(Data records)
####

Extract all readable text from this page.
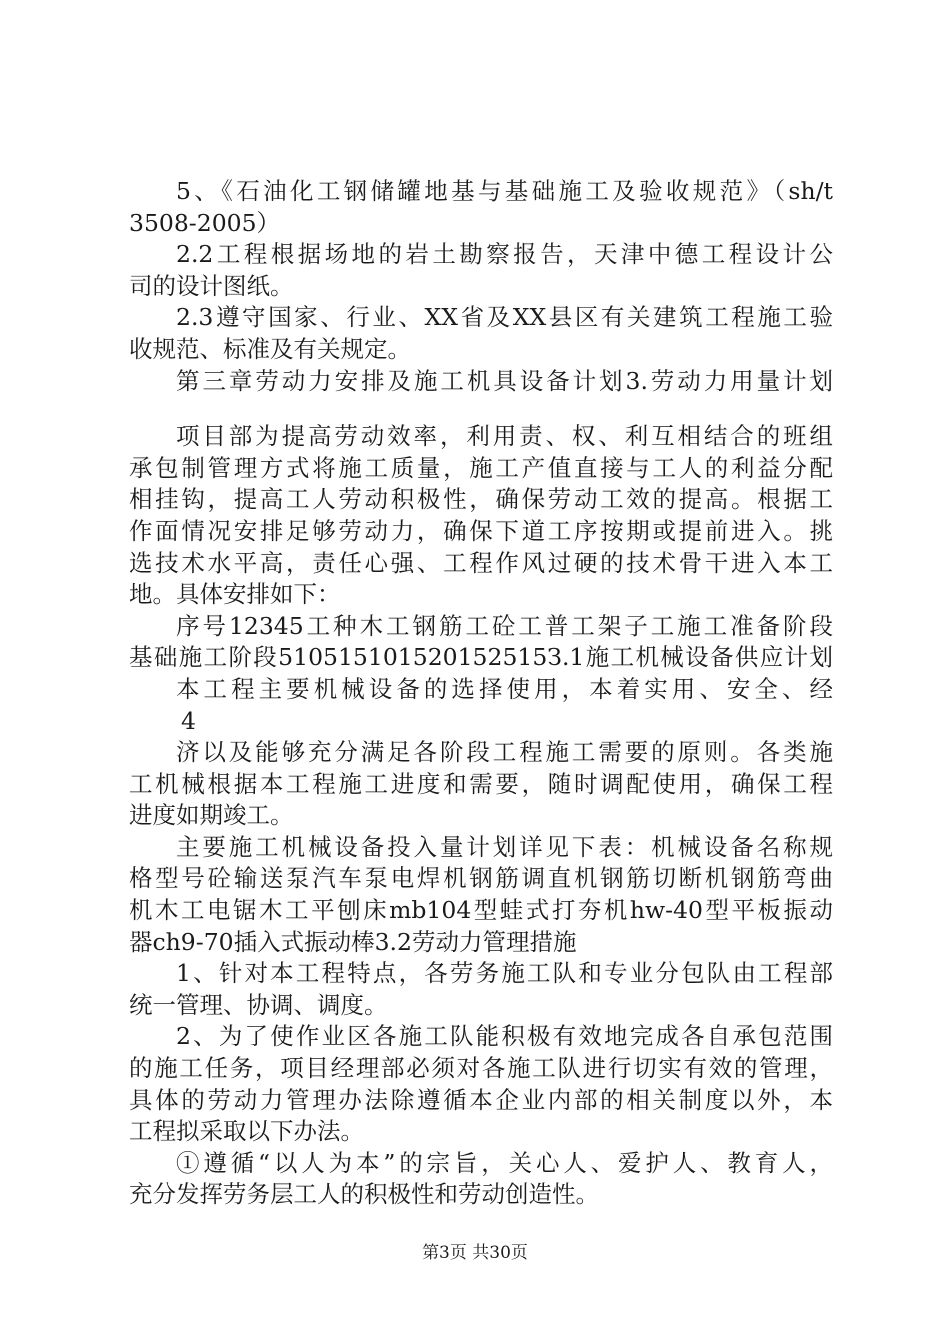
5、《石油化工钢储罐地基与基础施工及验收规范》（sh/t
3508-2005）
2.2工程根据场地的岩土勘察报告，天津中德工程设计公
司的设计图纸。
2.3遵守国家、行业、XX省及XX县区有关建筑工程施工验
收规范、标准及有关规定。
第三章劳动力安排及施工机具设备计划3.劳动力用量计划
项目部为提高劳动效率，利用责、权、利互相结合的班组
承包制管理方式将施工质量，施工产值直接与工人的利益分配
相挂钩，提高工人劳动积极性，确保劳动工效的提高。根据工
作面情况安排足够劳动力，确保下道工序按期或提前进入。挑
选技术水平高，责任心强、工程作风过硬的技术骨干进入本工
地。具体安排如下：
序号12345工种木工钢筋工砼工普工架子工施工准备阶段
基础施工阶段510515101520152515З.1施工机械设备供应计划
本工程主要机械设备的选择使用，本着实用、安全、经
4
济以及能够充分满足各阶段工程施工需要的原则。各类施
工机械根据本工程施工进度和需要，随时调配使用，确保工程
进度如期竣工。
主要施工机械设备投入量计划详见下表：机械设备名称规
格型号砼输送泵汽车泵电焊机钢筋调直机钢筋切断机钢筋弯曲
机木工电锯木工平刨床mb104型蛙式打夯机hw-40型平板振动
器ch9-70插入式振动棒3.2劳动力管理措施
1、针对本工程特点，各劳务施工队和专业分包队由工程部
统一管理、协调、调度。
2、为了使作业区各施工队能积极有效地完成各自承包范围
的施工任务，项目经理部必须对各施工队进行切实有效的管理，
具体的劳动力管理办法除遵循本企业内部的相关制度以外，本
工程拟采取以下办法。
①遵循“以人为本”的宗旨，关心人、爱护人、教育人，
充分发挥劳务层工人的积极性和劳动创造性。
第3页 共30页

####

GIVEN TASK:
Using the material above, return every line exactly as it appears, minus the pictures.

WRITTEN ANSWER:
Extract all readable text from this page.
5、《石油化工钢储罐地基与基础施工及验收规范》（sh/t
3508-2005）
2.2工程根据场地的岩土勘察报告，天津中德工程设计公
司的设计图纸。
2.3遵守国家、行业、XX省及XX县区有关建筑工程施工验
收规范、标准及有关规定。
第三章劳动力安排及施工机具设备计划3.劳动力用量计划
项目部为提高劳动效率，利用责、权、利互相结合的班组
承包制管理方式将施工质量，施工产值直接与工人的利益分配
相挂钩，提高工人劳动积极性，确保劳动工效的提高。根据工
作面情况安排足够劳动力，确保下道工序按期或提前进入。挑
选技术水平高，责任心强、工程作风过硬的技术骨干进入本工
地。具体安排如下：
序号12345工种木工钢筋工砼工普工架子工施工准备阶段
基础施工阶段510515101520152515З.1施工机械设备供应计划
本工程主要机械设备的选择使用，本着实用、安全、经
4
济以及能够充分满足各阶段工程施工需要的原则。各类施
工机械根据本工程施工进度和需要，随时调配使用，确保工程
进度如期竣工。
主要施工机械设备投入量计划详见下表：机械设备名称规
格型号砼输送泵汽车泵电焊机钢筋调直机钢筋切断机钢筋弯曲
机木工电锯木工平刨床mb104型蛙式打夯机hw-40型平板振动
器ch9-70插入式振动棒3.2劳动力管理措施
1、针对本工程特点，各劳务施工队和专业分包队由工程部
统一管理、协调、调度。
2、为了使作业区各施工队能积极有效地完成各自承包范围
的施工任务，项目经理部必须对各施工队进行切实有效的管理，
具体的劳动力管理办法除遵循本企业内部的相关制度以外，本
工程拟采取以下办法。
①遵循“以人为本”的宗旨，关心人、爱护人、教育人，
充分发挥劳务层工人的积极性和劳动创造性。
第3页 共30页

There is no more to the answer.